DIRECTIONS:
Can you output the records below exactly as they are written?

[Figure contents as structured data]
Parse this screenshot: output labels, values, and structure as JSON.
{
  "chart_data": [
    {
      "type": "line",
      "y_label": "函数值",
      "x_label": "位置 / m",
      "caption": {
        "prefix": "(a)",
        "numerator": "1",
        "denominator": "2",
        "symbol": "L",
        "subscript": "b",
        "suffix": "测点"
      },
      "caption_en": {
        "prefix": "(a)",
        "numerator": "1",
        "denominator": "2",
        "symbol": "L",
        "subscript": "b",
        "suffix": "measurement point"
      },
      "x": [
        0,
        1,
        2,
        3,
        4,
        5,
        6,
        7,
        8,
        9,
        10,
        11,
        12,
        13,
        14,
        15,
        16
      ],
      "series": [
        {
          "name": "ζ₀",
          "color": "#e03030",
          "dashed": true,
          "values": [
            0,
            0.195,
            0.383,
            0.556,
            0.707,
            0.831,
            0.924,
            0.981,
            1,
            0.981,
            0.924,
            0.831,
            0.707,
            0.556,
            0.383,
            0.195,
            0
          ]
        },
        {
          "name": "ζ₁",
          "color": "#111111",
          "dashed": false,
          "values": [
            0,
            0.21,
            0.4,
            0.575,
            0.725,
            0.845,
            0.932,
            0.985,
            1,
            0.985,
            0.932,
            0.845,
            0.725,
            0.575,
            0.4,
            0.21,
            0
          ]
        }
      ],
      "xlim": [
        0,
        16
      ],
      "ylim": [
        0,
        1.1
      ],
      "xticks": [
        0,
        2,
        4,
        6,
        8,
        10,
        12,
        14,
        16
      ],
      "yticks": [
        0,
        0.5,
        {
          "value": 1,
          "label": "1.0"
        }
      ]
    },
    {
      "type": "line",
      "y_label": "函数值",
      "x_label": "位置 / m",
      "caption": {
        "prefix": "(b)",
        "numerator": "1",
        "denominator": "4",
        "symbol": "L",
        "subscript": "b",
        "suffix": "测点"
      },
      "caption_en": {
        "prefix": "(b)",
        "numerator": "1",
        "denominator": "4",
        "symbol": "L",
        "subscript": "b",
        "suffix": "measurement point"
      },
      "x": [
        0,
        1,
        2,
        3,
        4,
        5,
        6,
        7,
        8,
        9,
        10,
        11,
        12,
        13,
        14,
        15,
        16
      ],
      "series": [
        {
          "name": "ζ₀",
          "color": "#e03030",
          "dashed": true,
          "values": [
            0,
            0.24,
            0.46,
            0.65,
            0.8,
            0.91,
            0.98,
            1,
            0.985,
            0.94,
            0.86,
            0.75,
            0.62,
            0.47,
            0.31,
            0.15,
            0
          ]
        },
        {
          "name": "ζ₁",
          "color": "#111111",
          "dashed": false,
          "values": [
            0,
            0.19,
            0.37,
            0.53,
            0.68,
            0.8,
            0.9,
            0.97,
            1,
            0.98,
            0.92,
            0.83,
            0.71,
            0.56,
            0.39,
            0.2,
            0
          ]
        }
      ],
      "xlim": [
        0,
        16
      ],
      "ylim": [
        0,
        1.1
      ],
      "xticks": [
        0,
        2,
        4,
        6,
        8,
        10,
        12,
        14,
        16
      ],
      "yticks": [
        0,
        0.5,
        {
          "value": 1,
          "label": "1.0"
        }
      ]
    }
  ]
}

TASK SOLUTION:
Parse this screenshot: output labels, values, and structure as JSON.
{
  "chart_data": [
    {
      "type": "line",
      "y_label": "函数值",
      "x_label": "位置 / m",
      "caption": {
        "prefix": "(a)",
        "numerator": "1",
        "denominator": "2",
        "symbol": "L",
        "subscript": "b",
        "suffix": "测点"
      },
      "caption_en": {
        "prefix": "(a)",
        "numerator": "1",
        "denominator": "2",
        "symbol": "L",
        "subscript": "b",
        "suffix": "measurement point"
      },
      "x": [
        0,
        1,
        2,
        3,
        4,
        5,
        6,
        7,
        8,
        9,
        10,
        11,
        12,
        13,
        14,
        15,
        16
      ],
      "series": [
        {
          "name": "ζ₀",
          "color": "#e03030",
          "dashed": true,
          "values": [
            0,
            0.195,
            0.383,
            0.556,
            0.707,
            0.831,
            0.924,
            0.981,
            1,
            0.981,
            0.924,
            0.831,
            0.707,
            0.556,
            0.383,
            0.195,
            0
          ]
        },
        {
          "name": "ζ₁",
          "color": "#111111",
          "dashed": false,
          "values": [
            0,
            0.21,
            0.4,
            0.575,
            0.725,
            0.845,
            0.932,
            0.985,
            1,
            0.985,
            0.932,
            0.845,
            0.725,
            0.575,
            0.4,
            0.21,
            0
          ]
        }
      ],
      "xlim": [
        0,
        16
      ],
      "ylim": [
        0,
        1.1
      ],
      "xticks": [
        0,
        2,
        4,
        6,
        8,
        10,
        12,
        14,
        16
      ],
      "yticks": [
        0,
        0.5,
        {
          "value": 1,
          "label": "1.0"
        }
      ]
    },
    {
      "type": "line",
      "y_label": "函数值",
      "x_label": "位置 / m",
      "caption": {
        "prefix": "(b)",
        "numerator": "1",
        "denominator": "4",
        "symbol": "L",
        "subscript": "b",
        "suffix": "测点"
      },
      "caption_en": {
        "prefix": "(b)",
        "numerator": "1",
        "denominator": "4",
        "symbol": "L",
        "subscript": "b",
        "suffix": "measurement point"
      },
      "x": [
        0,
        1,
        2,
        3,
        4,
        5,
        6,
        7,
        8,
        9,
        10,
        11,
        12,
        13,
        14,
        15,
        16
      ],
      "series": [
        {
          "name": "ζ₀",
          "color": "#e03030",
          "dashed": true,
          "values": [
            0,
            0.24,
            0.46,
            0.65,
            0.8,
            0.91,
            0.98,
            1,
            0.985,
            0.94,
            0.86,
            0.75,
            0.62,
            0.47,
            0.31,
            0.15,
            0
          ]
        },
        {
          "name": "ζ₁",
          "color": "#111111",
          "dashed": false,
          "values": [
            0,
            0.19,
            0.37,
            0.53,
            0.68,
            0.8,
            0.9,
            0.97,
            1,
            0.98,
            0.92,
            0.83,
            0.71,
            0.56,
            0.39,
            0.2,
            0
          ]
        }
      ],
      "xlim": [
        0,
        16
      ],
      "ylim": [
        0,
        1.1
      ],
      "xticks": [
        0,
        2,
        4,
        6,
        8,
        10,
        12,
        14,
        16
      ],
      "yticks": [
        0,
        0.5,
        {
          "value": 1,
          "label": "1.0"
        }
      ]
    }
  ]
}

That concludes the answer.